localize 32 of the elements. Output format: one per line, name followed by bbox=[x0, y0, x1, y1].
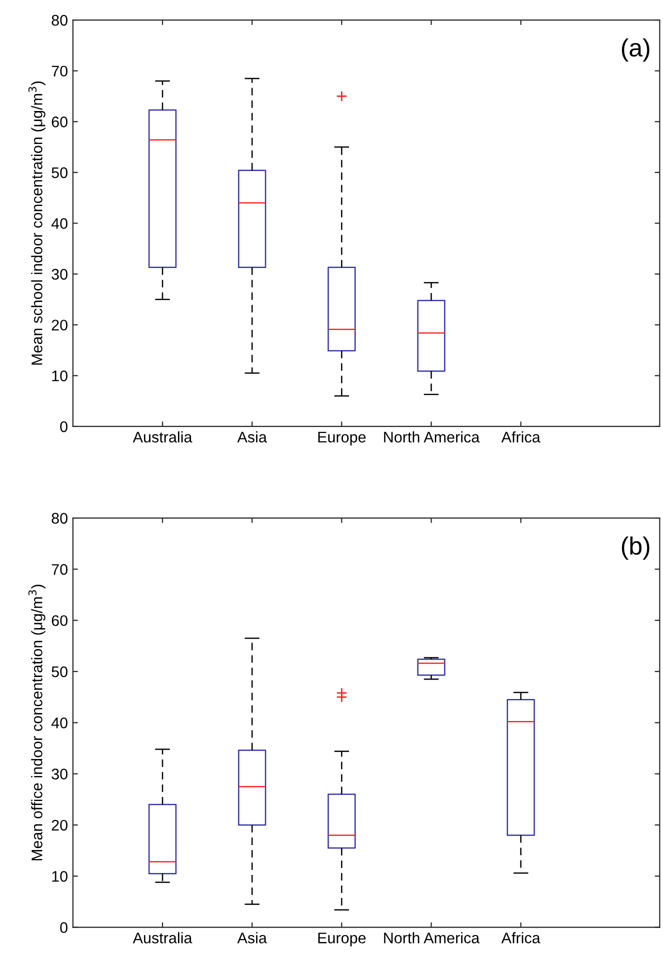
x-tick-label: Asia bbox=[237, 932, 267, 944]
y-tick-label: 80 bbox=[52, 14, 68, 26]
x-tick-label: Australia bbox=[132, 431, 192, 443]
y-tick-label: 10 bbox=[52, 370, 68, 382]
x-tick-label: Asia bbox=[237, 431, 267, 443]
y-axis-title: Mean school indoor concentration (μg/m$^{3}$) bbox=[28, 82, 46, 365]
y-tick-label: 20 bbox=[52, 820, 68, 831]
y-tick-label: 60 bbox=[52, 116, 68, 128]
text: (b) bbox=[622, 536, 650, 560]
y-tick-label: 30 bbox=[52, 768, 68, 780]
x-tick-label: Africa bbox=[501, 431, 540, 443]
x-tick-label: Europe bbox=[318, 432, 366, 446]
y-tick-label: 10 bbox=[52, 870, 68, 882]
y-tick-label: 0 bbox=[60, 421, 68, 432]
y-tick-label: 50 bbox=[52, 167, 68, 178]
y-tick-label: 40 bbox=[51, 718, 68, 728]
x-tick-label: North America bbox=[384, 932, 480, 944]
y-tick-label: 30 bbox=[52, 268, 68, 280]
y-tick-label: 50 bbox=[52, 666, 68, 678]
x-tick-label: Europe bbox=[318, 932, 366, 946]
x-tick-label: Australia bbox=[132, 932, 192, 944]
y-tick-label: 0 bbox=[60, 922, 68, 933]
text: (a) bbox=[622, 38, 650, 62]
x-tick-label: Africa bbox=[501, 932, 540, 944]
y-tick-label: 80 bbox=[52, 512, 68, 524]
y-tick-label: 70 bbox=[52, 564, 68, 575]
x-tick-label: North America bbox=[384, 431, 480, 443]
y-tick-label: 40 bbox=[51, 218, 68, 229]
y-tick-label: 60 bbox=[52, 615, 68, 626]
y-tick-label: 70 bbox=[52, 66, 68, 77]
y-axis-title: Mean office indoor concentration (μg/m$^{3}$) bbox=[28, 584, 46, 860]
y-tick-label: 20 bbox=[52, 320, 68, 331]
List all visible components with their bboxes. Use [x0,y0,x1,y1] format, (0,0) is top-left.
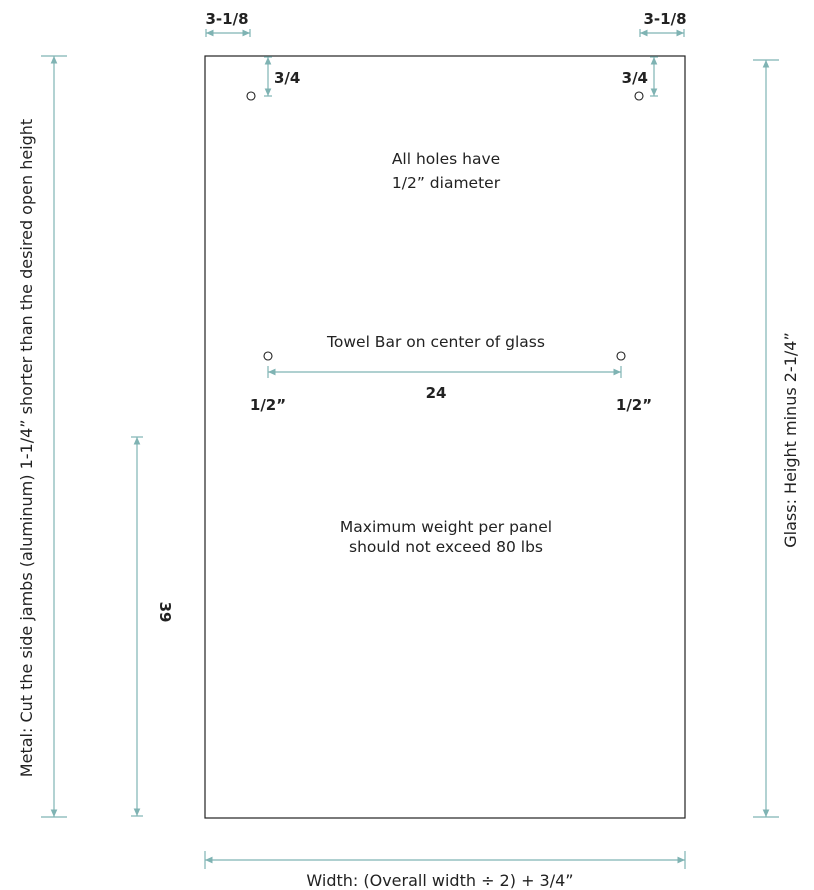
top-left-offset-label: 3-1/8 [205,10,248,28]
glass-height-dimension [753,59,779,818]
glass-height-label: Glass: Height minus 2-1/4” [781,332,800,548]
towel-bar-spacing-dimension [267,366,622,378]
towel-bar-title: Towel Bar on center of glass [326,333,545,351]
top-right-offset-label: 3-1/8 [643,10,686,28]
towel-bar-right-offset-label: 1/2” [616,396,652,414]
width-label: Width: (Overall width ÷ 2) + 3/4” [306,871,573,890]
weight-note-line1: Maximum weight per panel [340,518,552,536]
lower-height-label: 39 [156,602,174,623]
hole-note-line1: All holes have [392,150,500,168]
width-dimension [204,851,686,869]
left-hole-drop-dimension: 3/4 [264,56,300,97]
metal-height-label: Metal: Cut the side jambs (aluminum) 1-1… [17,119,36,777]
left-hole-drop-label: 3/4 [274,69,300,87]
weight-note-line2: should not exceed 80 lbs [349,538,543,556]
towel-bar-left-hole [263,351,273,361]
top-right-offset-dimension: 3-1/8 [639,10,687,37]
lower-height-dimension [131,436,143,817]
right-hole-drop-dimension: 3/4 [622,56,658,97]
top-left-hole [246,91,256,101]
towel-bar-spacing-label: 24 [426,384,447,402]
top-left-offset-dimension: 3-1/8 [205,10,251,37]
right-hole-drop-label: 3/4 [622,69,648,87]
towel-bar-left-offset-label: 1/2” [250,396,286,414]
metal-height-dimension [41,55,67,818]
glass-panel-outline [204,55,686,819]
top-right-hole [634,91,644,101]
hole-note-line2: 1/2” diameter [392,174,501,192]
towel-bar-right-hole [616,351,626,361]
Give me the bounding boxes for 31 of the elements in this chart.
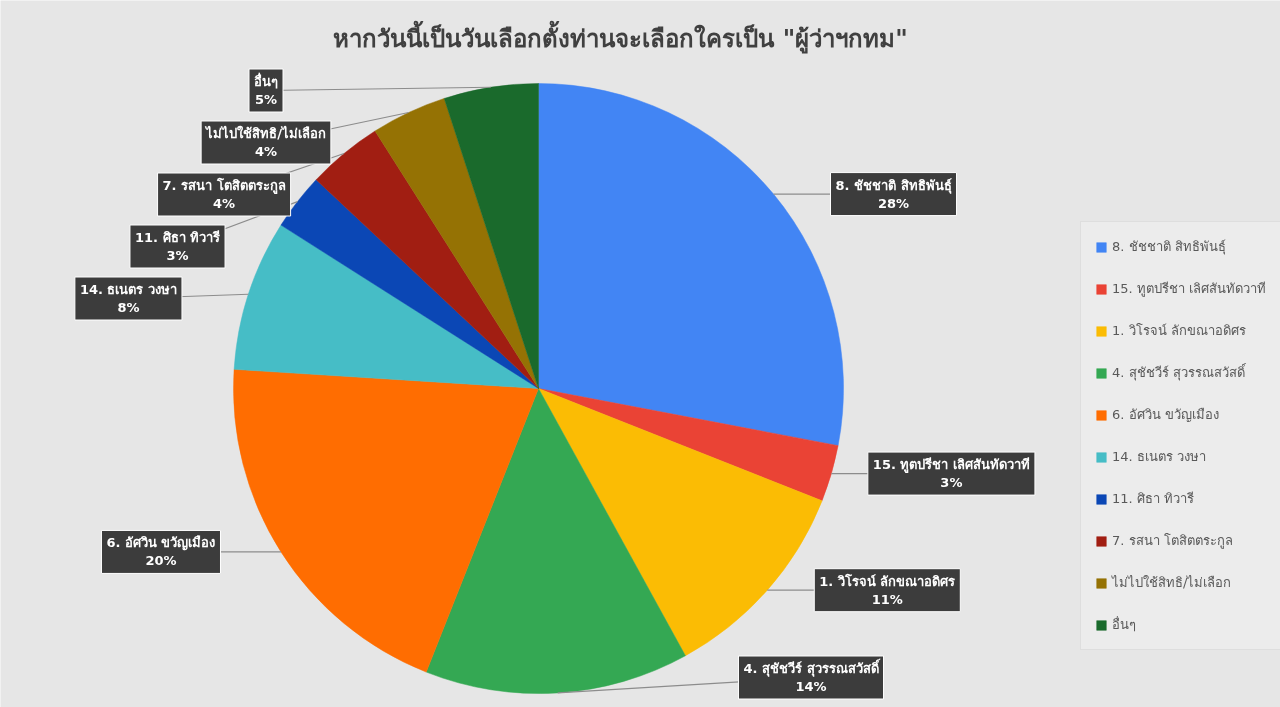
legend-label: อื่นๆ [1112,615,1137,634]
legend-label: 15. ทูตปรีชา เลิศสันทัดวาที [1112,280,1266,299]
chart-title: หากวันนี้เป็นวันเลือกตั้งท่านจะเลือกใครเป็น "ผู้ว่าฯกทม" [333,19,908,54]
slice-label: 14. ธเนตร วงษา [79,282,177,297]
data-label: 8% [117,300,140,315]
slice-label: 4. สุชัชวีร์ สุวรรณสวัสดิ์ [743,658,881,677]
data-label: 11% [871,591,903,607]
data-label: 3% [166,248,189,263]
data-label: 28% [877,195,910,211]
legend-label: 6. อัศวิน ขวัญเมือง [1112,406,1220,424]
slice-label: 7. รสนา โตสิตตระกูล [162,177,286,194]
legend-label: ไม่ไปใช้สิทธิ/ไม่เลือก [1112,574,1233,592]
slice-label: อื่นๆ [254,72,278,89]
legend-label: 8. ชัชชาติ สิทธิพันธุ์ [1112,238,1227,257]
slice-label: 15. ทูตปรีชา เลิศสันทัดวาที [872,457,1030,474]
data-label: 5% [254,92,278,107]
legend-label: 4. สุชัชวีร์ สุวรรณสวัสดิ์ [1112,362,1247,383]
data-label: 3% [940,475,963,491]
data-label: 4% [213,196,236,211]
slice-label: ไม่ไปใช้สิทธิ/ไม่เลือก [204,125,326,141]
legend-label: 14. ธเนตร วงษา [1112,448,1207,466]
legend-label: 7. รสนา โตสิตตระกูล [1112,532,1234,551]
slice-label: 6. อัศวิน ขวัญเมือง [106,535,216,552]
data-label: 20% [145,553,177,569]
slice-label: 11. ศิธา ทิวารี [134,230,221,245]
legend-label: 1. วิโรจน์ ลักขณาอดิศร [1112,322,1247,340]
data-label: 4% [254,144,278,159]
slice-label: 8. ชัชชาติ สิทธิพันธุ์ [835,177,952,194]
data-label: 14% [795,679,827,694]
legend-label: 11. ศิธา ทิวารี [1112,490,1195,508]
slice-label: 1. วิโรจน์ ลักขณาอดิศร [819,572,956,589]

▶ _GOAL_: Reproduce the entries above character for character, from the line that contains "top-left-offset-label: 3-1/8 [205,10,248,28]" through the line that contains "width-label: Width: (Overall", with both of those lines included.

▶ _IN RESPONSE_:
top-left-offset-label: 3-1/8 [205,10,248,28]
glass-height-dimension [753,59,779,818]
glass-height-label: Glass: Height minus 2-1/4” [781,332,800,548]
towel-bar-spacing-dimension [267,366,622,378]
towel-bar-title: Towel Bar on center of glass [326,333,545,351]
top-right-offset-label: 3-1/8 [643,10,686,28]
towel-bar-right-offset-label: 1/2” [616,396,652,414]
width-label: Width: (Overall width ÷ 2) + 3/4” [306,871,573,890]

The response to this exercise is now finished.